▶ [Work task]:
Using the article about the Habitat for Humanity build in Winnipeg, answer these questions:
(a) How many houses are to be raised in a week?
(b) What age does the article give for Jimmy Carter?
(c) In what month and year did Carter announce that he was cancer-free?

▶ [Provided text]:
This article was published 11/07/2017 (2982 days ago), so information in it may no longer be current.
At the Habitat for Humanity build site, just off the broad vein of Portage Avenue, Tuesday’s grey skies arrived as a blessing. Volunteers had laboured all day in Monday’s broiling heat, so this new cool breeze came as a relief.
Yet it was not so wet on this, the second day of building, that it dampened their enthusiasm. For most of the day, the only thing that rained on the St. James site was the clomp of workboots and the tackety-tack of pounding hammers.
In a way, this is the calm before the storm. There was only one Secret Service agent in Winnipeg on Tuesday, and in khaki pants and a cap she blended discreetly with the throng of 500 volunteers; but soon, there will be many more.

It is no small thing to raise 25 houses in a week. It is an even bigger thing, when a former president is on board.
That is the prize of the week. That is where all of this is heading. The glare of the spotlight, the blitz of construction, it is all building to this: on Thursday, Jimmy Carter and his wife, Rosalynn, will begin two days of building at the site.
For Habitat organizers in Winnipeg, the visit is precious. This is the 34th annual build for the Carter Work Project — Winnipeg is a rare city to earn a return visit — and Carter is 92 years old. It’s hard to say if there will be many more.
So what a chance, to host him now. “The opportunity to work with the Carters is the highest profile piece this organization has,” says Habitat Manitoba CEO Sandy Hopkins. “It literally put Habitat on the map here in 1993.”
When Hopkins joined Habitat 11 years ago, he canvassed his friends about what they knew about the non-profit. The responses he got back zeroed in on two things: that Habitat builds houses, and that Carter had visited here in 1993.
So Hopkins was elated when, at Habitat’s national conference in May 2015, he learned the Carters were interested in returning to Winnipeg. One caveat: the news had to stay secret until after the Carters’ 2016 build in Memphis, Tenn.
But in August 2015, Carter revealed that he was battling cancer which had spread to his brain. Local Habitat staff, still sworn to secrecy about the planned Winnipeg visit, began to accept the possibility that it might never come to pass.
Yet just months later, in December 2015, Carter surprised the world by announcing that he was cancer-free. Soon, the local Habitat chapter began furiously planning the logistics of the build: the size, the site, the special protocols.
It’s not like regular Habitat builds. Usually, organizers are only wary about thieves; now, they must coordinate with the Secret Service, Winnipeg police and RCMP. Oh, and the site must be designed to allow a motorcade to pass through.
“What we’re thinking about is what are the pieces we have to get right,” Hopkins says, of the focus that consumed his office for months. “The last thing we want to have happen is for the Carters come to town, and we blow it.”
Because it’s not only about Carter, but everything that comes with him: the visitors, the media, the international attention. A reporter from the New York Times was calling Winnipeg on Tuesday, looking for quotes.
Meanwhile, in one of the site’s trailer offices, staffers from Habitat’s Georgia head office sipped Slurpees and chatted about their sightseeing plans in the city: the Canadian Museum for Human Rights, they beamed, looked beautiful.
They aren’t the only visitors. Since 1984, the Carter Work Project has amassed a small army of loyal volunteers, many of whom come back almost every year: almost 70 of the daily participants here in Winnipeg are American.

▶ [Stored data]:
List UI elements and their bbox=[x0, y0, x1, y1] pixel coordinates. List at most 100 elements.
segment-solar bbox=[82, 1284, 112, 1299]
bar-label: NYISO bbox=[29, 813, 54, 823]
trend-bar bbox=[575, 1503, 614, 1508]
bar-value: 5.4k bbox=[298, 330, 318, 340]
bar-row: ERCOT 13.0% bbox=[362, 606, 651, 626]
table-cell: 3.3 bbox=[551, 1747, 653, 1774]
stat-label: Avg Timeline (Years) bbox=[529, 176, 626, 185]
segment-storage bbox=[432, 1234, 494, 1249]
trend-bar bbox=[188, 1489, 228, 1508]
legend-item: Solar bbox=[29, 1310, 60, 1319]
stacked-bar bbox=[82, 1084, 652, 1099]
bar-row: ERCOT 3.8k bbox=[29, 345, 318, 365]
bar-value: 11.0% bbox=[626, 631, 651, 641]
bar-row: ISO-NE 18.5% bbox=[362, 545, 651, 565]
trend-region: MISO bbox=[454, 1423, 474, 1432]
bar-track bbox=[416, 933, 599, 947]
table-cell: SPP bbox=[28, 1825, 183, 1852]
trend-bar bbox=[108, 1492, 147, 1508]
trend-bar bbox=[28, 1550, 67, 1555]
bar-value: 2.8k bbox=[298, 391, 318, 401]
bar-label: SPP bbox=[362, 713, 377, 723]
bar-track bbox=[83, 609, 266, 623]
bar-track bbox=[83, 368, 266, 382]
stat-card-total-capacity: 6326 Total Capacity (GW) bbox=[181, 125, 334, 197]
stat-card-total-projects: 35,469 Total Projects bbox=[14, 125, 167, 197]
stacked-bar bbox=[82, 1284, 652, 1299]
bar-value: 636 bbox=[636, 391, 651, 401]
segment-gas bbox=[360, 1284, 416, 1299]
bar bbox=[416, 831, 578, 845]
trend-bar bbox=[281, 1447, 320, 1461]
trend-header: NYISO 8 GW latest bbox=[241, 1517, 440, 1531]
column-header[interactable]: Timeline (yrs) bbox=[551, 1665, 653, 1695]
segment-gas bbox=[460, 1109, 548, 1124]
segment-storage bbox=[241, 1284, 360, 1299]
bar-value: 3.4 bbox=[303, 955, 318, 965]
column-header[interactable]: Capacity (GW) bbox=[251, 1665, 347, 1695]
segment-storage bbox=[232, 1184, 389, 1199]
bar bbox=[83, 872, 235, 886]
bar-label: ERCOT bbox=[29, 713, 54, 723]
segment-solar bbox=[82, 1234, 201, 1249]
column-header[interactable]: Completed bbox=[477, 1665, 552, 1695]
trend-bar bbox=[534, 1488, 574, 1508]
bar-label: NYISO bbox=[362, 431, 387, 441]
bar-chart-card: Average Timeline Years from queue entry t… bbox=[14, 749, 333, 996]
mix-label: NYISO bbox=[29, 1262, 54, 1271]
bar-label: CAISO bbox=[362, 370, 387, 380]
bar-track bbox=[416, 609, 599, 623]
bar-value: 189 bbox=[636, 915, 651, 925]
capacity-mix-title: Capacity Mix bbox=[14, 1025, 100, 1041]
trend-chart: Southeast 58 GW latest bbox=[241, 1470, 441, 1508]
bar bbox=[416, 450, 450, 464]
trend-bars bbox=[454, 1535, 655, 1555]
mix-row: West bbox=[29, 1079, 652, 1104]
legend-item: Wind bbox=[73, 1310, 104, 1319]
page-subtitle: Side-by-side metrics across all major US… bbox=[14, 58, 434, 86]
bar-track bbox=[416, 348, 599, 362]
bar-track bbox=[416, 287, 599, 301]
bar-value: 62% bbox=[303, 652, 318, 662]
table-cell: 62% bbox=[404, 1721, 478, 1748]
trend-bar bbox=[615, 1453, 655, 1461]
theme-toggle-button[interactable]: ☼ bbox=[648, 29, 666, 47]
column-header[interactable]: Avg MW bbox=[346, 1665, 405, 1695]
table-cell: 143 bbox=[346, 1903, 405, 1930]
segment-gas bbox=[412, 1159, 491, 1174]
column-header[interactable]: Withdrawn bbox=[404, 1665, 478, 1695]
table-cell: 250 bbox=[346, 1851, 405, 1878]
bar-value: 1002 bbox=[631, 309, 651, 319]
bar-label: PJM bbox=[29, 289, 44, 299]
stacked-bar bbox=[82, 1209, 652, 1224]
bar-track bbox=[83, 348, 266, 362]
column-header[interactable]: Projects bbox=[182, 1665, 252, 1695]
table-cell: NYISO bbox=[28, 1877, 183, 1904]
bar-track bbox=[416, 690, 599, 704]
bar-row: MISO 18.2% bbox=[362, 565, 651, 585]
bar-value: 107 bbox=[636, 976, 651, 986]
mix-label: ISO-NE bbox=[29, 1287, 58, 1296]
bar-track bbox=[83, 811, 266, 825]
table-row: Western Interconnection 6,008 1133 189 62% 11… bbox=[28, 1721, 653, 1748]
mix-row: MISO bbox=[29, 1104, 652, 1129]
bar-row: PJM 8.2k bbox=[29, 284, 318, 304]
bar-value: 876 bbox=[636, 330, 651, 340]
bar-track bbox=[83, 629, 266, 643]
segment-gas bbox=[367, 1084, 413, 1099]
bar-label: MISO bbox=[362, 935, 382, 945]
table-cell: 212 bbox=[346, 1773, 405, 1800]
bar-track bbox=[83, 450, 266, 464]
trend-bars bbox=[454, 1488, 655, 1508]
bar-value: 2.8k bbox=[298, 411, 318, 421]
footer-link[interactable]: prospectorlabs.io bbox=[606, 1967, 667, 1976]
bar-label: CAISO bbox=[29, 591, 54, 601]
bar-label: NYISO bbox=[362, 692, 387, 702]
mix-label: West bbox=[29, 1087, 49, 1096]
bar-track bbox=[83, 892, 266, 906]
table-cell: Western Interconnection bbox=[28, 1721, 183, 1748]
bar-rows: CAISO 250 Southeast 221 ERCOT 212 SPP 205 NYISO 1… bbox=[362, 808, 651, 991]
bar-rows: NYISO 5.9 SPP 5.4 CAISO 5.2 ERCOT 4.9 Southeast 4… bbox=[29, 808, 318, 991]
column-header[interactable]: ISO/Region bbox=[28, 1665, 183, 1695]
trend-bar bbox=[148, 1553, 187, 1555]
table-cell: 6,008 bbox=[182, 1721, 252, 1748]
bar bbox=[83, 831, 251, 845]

▶ [Result for this exercise]:
(a) 25
(b) 92 years old
(c) December 2015